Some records
☆ ☆ ☆
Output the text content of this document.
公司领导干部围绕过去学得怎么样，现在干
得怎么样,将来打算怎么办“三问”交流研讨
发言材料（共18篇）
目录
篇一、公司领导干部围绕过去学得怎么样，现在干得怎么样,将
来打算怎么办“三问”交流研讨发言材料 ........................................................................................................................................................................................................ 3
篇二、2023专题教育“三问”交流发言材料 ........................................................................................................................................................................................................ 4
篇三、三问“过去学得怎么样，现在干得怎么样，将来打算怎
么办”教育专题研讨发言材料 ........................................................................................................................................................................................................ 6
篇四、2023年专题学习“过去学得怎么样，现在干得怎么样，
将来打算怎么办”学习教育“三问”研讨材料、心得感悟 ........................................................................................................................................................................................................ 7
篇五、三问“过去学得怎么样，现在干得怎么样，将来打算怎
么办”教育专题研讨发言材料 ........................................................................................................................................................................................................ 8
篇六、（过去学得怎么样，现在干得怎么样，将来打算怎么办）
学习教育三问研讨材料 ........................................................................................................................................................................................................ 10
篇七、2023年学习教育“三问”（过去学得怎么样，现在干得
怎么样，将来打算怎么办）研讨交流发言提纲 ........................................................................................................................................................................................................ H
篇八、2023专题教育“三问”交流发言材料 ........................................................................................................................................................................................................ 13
☆ ☆ ☆
### TASK REQUIREMENTS
Lines from the records above that hold "交流发言材料" are the ones to list.

### IN RESPONSE
篇二、2023专题教育“三问”交流发言材料 ........................................................................................................................................................................................................ 4
篇八、2023专题教育“三问”交流发言材料 ........................................................................................................................................................................................................ 13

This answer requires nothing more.